■ Aim of the task: From the entries below, extract every line that includes the word "animals".

Dataset items
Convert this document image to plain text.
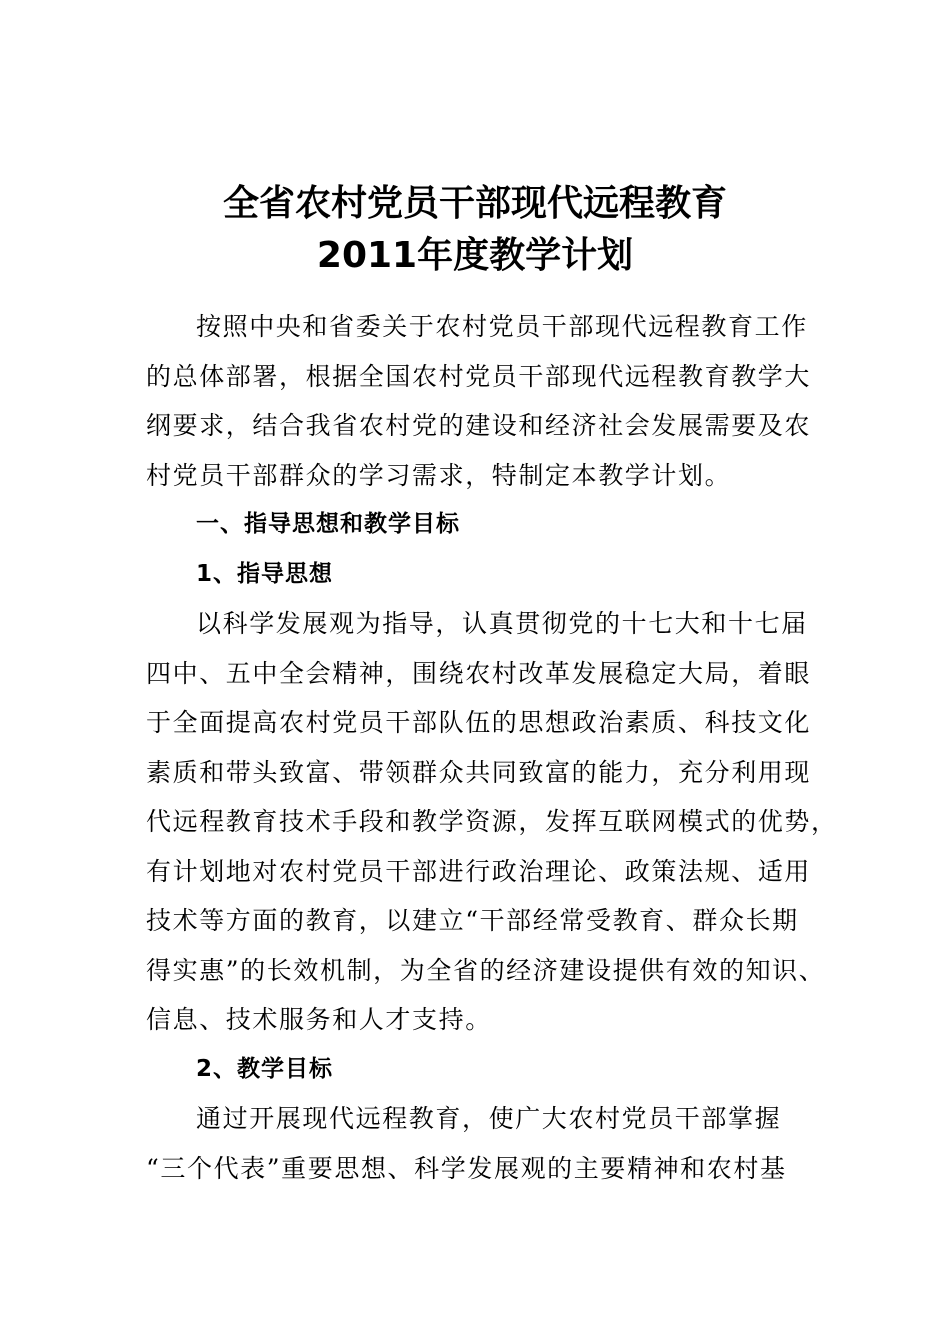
全省农村党员干部现代远程教育
2011年度教学计划
按照中央和省委关于农村党员干部现代远程教育工作
的总体部署，根据全国农村党员干部现代远程教育教学大
纲要求，结合我省农村党的建设和经济社会发展需要及农
村党员干部群众的学习需求，特制定本教学计划。
一、指导思想和教学目标
1、指导思想
以科学发展观为指导，认真贯彻党的十七大和十七届
四中、五中全会精神，围绕农村改革发展稳定大局，着眼
于全面提高农村党员干部队伍的思想政治素质、科技文化
素质和带头致富、带领群众共同致富的能力，充分利用现
代远程教育技术手段和教学资源，发挥互联网模式的优势，
有计划地对农村党员干部进行政治理论、政策法规、适用
技术等方面的教育，以建立“干部经常受教育、群众长期
得实惠”的长效机制，为全省的经济建设提供有效的知识、
信息、技术服务和人才支持。
2、教学目标
通过开展现代远程教育，使广大农村党员干部掌握
“三个代表”重要思想、科学发展观的主要精神和农村基
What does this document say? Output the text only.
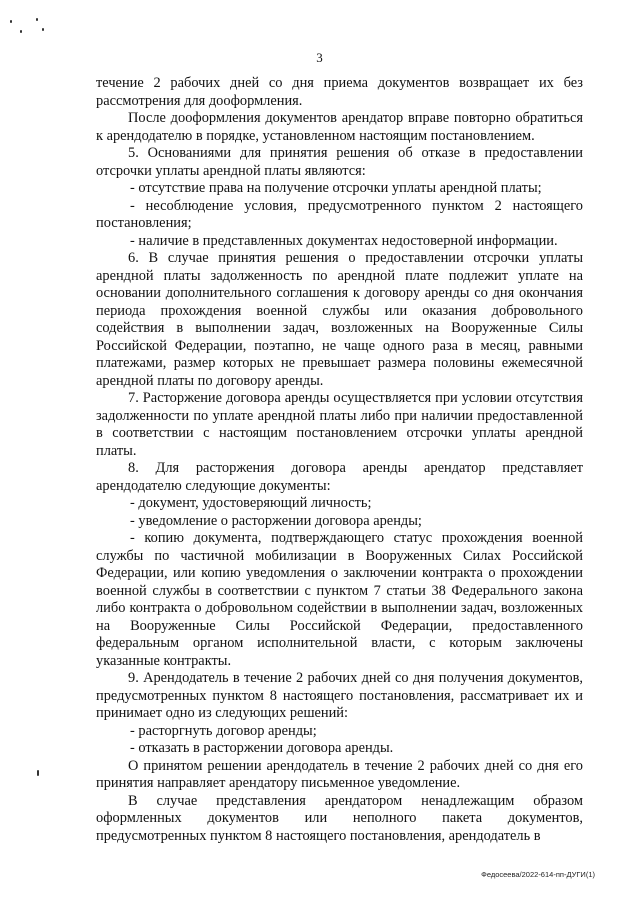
3

течение 2 рабочих дней со дня приема документов возвращает их без рассмотрения для дооформления.

После дооформления документов арендатор вправе повторно обратиться к арендодателю в порядке, установленном настоящим постановлением.

5. Основаниями для принятия решения об отказе в предоставлении отсрочки уплаты арендной платы являются:

- отсутствие права на получение отсрочки уплаты арендной платы;

- несоблюдение условия, предусмотренного пунктом 2 настоящего постановления;

- наличие в представленных документах недостоверной информации.

6. В случае принятия решения о предоставлении отсрочки уплаты арендной платы задолженность по арендной плате подлежит уплате на основании дополнительного соглашения к договору аренды со дня окончания периода прохождения военной службы или оказания добровольного содействия в выполнении задач, возложенных на Вооруженные Силы Российской Федерации, поэтапно, не чаще одного раза в месяц, равными платежами, размер которых не превышает размера половины ежемесячной арендной платы по договору аренды.

7. Расторжение договора аренды осуществляется при условии отсутствия задолженности по уплате арендной платы либо при наличии предоставленной в соответствии с настоящим постановлением отсрочки уплаты арендной платы.

8. Для расторжения договора аренды арендатор представляет арендодателю следующие документы:

- документ, удостоверяющий личность;

- уведомление о расторжении договора аренды;

- копию документа, подтверждающего статус прохождения военной службы по частичной мобилизации в Вооруженных Силах Российской Федерации, или копию уведомления о заключении контракта о прохождении военной службы в соответствии с пунктом 7 статьи 38 Федерального закона либо контракта о добровольном содействии в выполнении задач, возложенных на Вооруженные Силы Российской Федерации, предоставленного федеральным органом исполнительной власти, с которым заключены указанные контракты.

9. Арендодатель в течение 2 рабочих дней со дня получения документов, предусмотренных пунктом 8 настоящего постановления, рассматривает их и принимает одно из следующих решений:

- расторгнуть договор аренды;

- отказать в расторжении договора аренды.

О принятом решении арендодатель в течение 2 рабочих дней со дня его принятия направляет арендатору письменное уведомление.

В случае представления арендатором ненадлежащим образом оформленных документов или неполного пакета документов, предусмотренных пунктом 8 настоящего постановления, арендодатель в

Федосеева/2022-614-пп-ДУГИ(1)
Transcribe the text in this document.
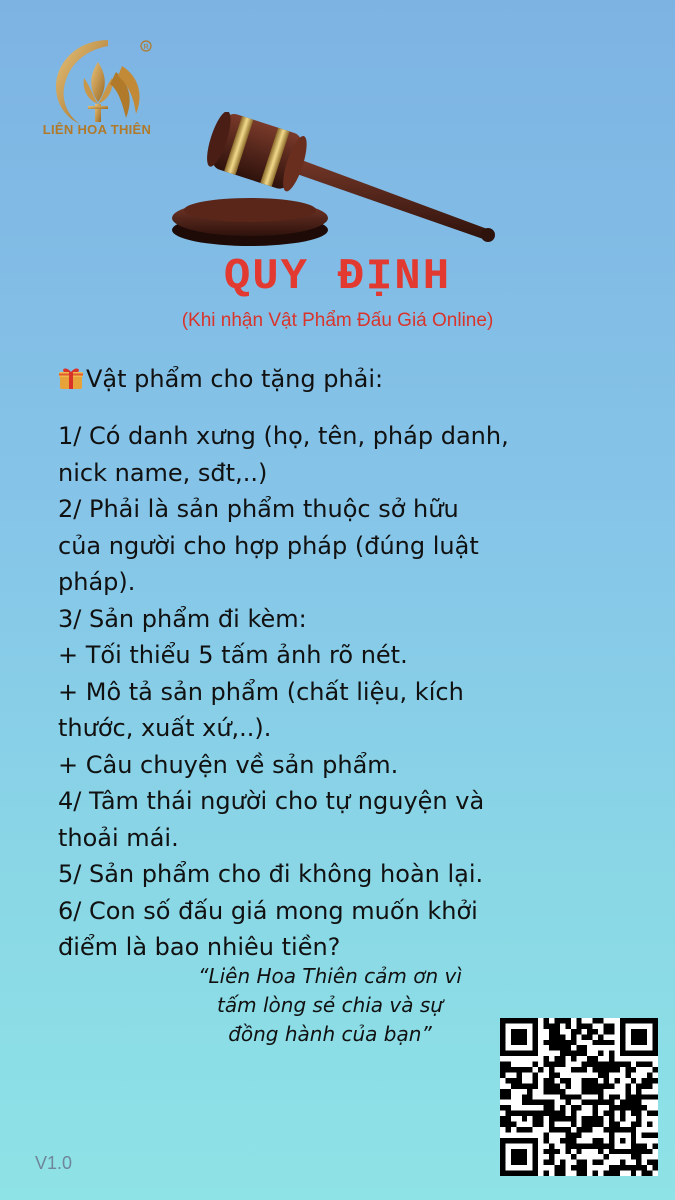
R
LIÊN HOA THIÊN
QUY ĐỊNH
(Khi nhận Vật Phẩm Đấu Giá Online)
Vật phẩm cho tặng phải:
1/ Có danh xưng (họ, tên, pháp danh,
nick name, sđt,..)
2/ Phải là sản phẩm thuộc sở hữu
của người cho hợp pháp (đúng luật
pháp).
3/ Sản phẩm đi kèm:
+ Tối thiểu 5 tấm ảnh rõ nét.
+ Mô tả sản phẩm (chất liệu, kích
thước, xuất xứ,..).
+ Câu chuyện về sản phẩm.
4/ Tâm thái người cho tự nguyện và
thoải mái.
5/ Sản phẩm cho đi không hoàn lại.
6/ Con số đấu giá mong muốn khởi
điểm là bao nhiêu tiền?
“Liên Hoa Thiên cảm ơn vì
tấm lòng sẻ chia và sự
đồng hành của bạn”
V1.0
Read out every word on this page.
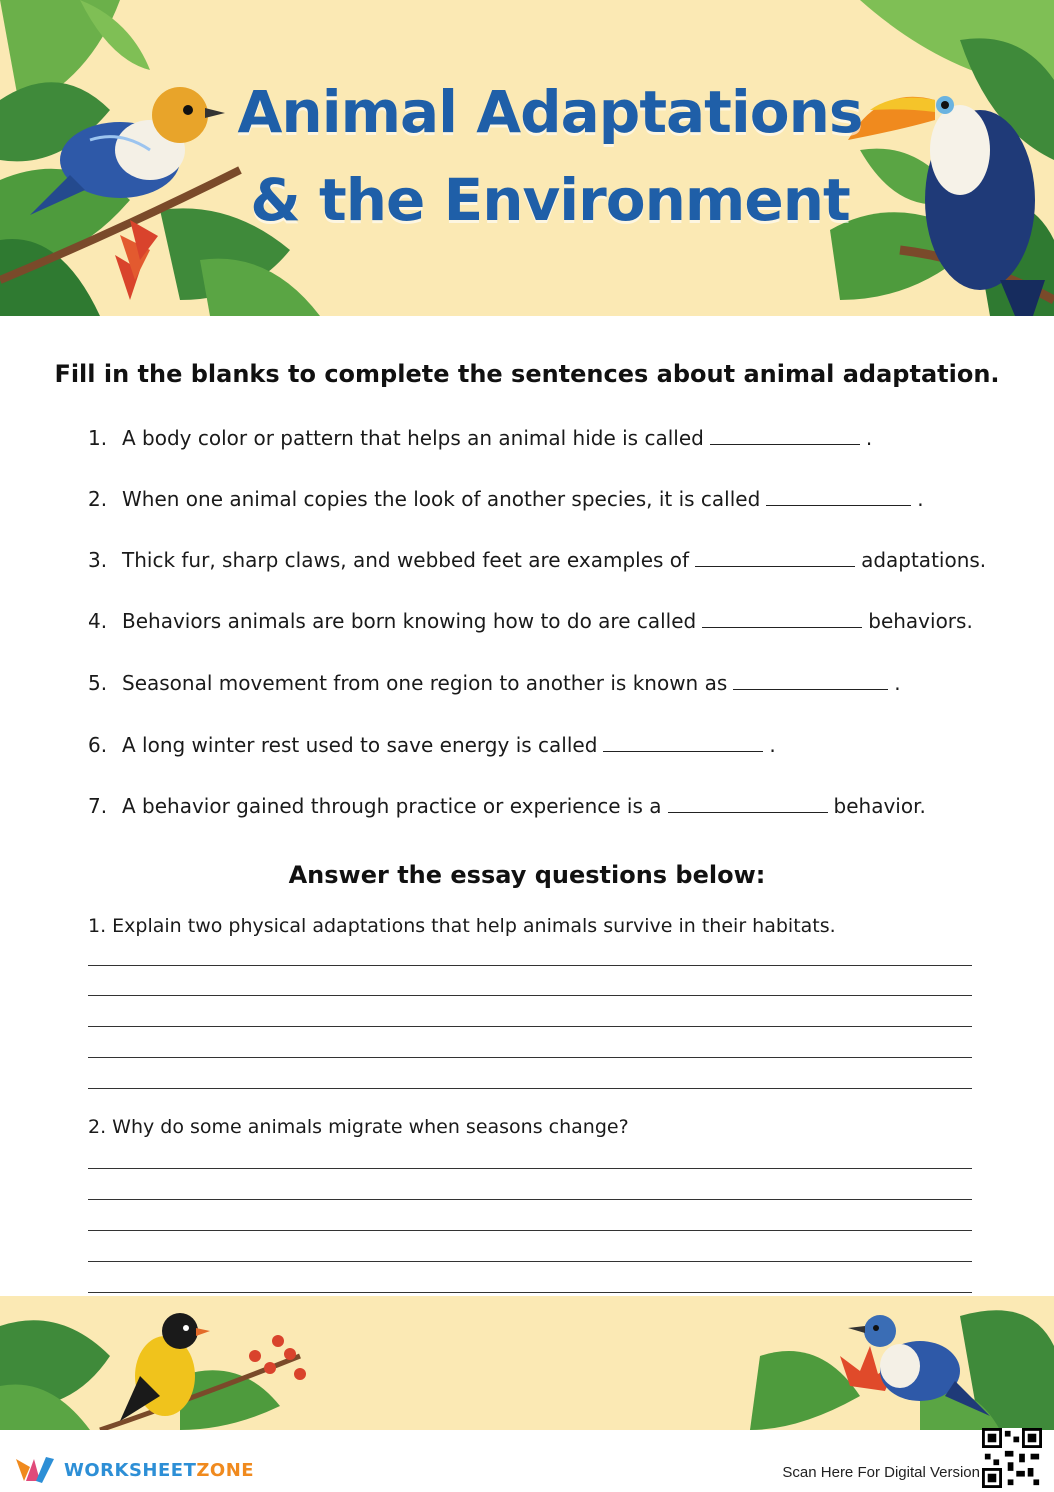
Animal Adaptations
& the Environment
Fill in the blanks to complete the sentences about animal adaptation.
1. A body color or pattern that helps an animal hide is called	.
2. When one animal copies the look of another species, it is called	.
3. Thick fur, sharp claws, and webbed feet are examples of	adaptations.
4. Behaviors animals are born knowing how to do are called	behaviors.
5. Seasonal movement from one region to another is known as	.
6. A long winter rest used to save energy is called	.
7. A behavior gained through practice or experience is a	behavior.
Answer the essay questions below:
1. Explain two physical adaptations that help animals survive in their habitats.
2. Why do some animals migrate when seasons change?
WORKSHEETZONE	Scan Here For Digital Version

■ Output of the task:
4. Behaviors animals are born knowing how to do are called	behaviors.
1. Explain two physical adaptations that help animals survive in their habitats.
2. Why do some animals migrate when seasons change?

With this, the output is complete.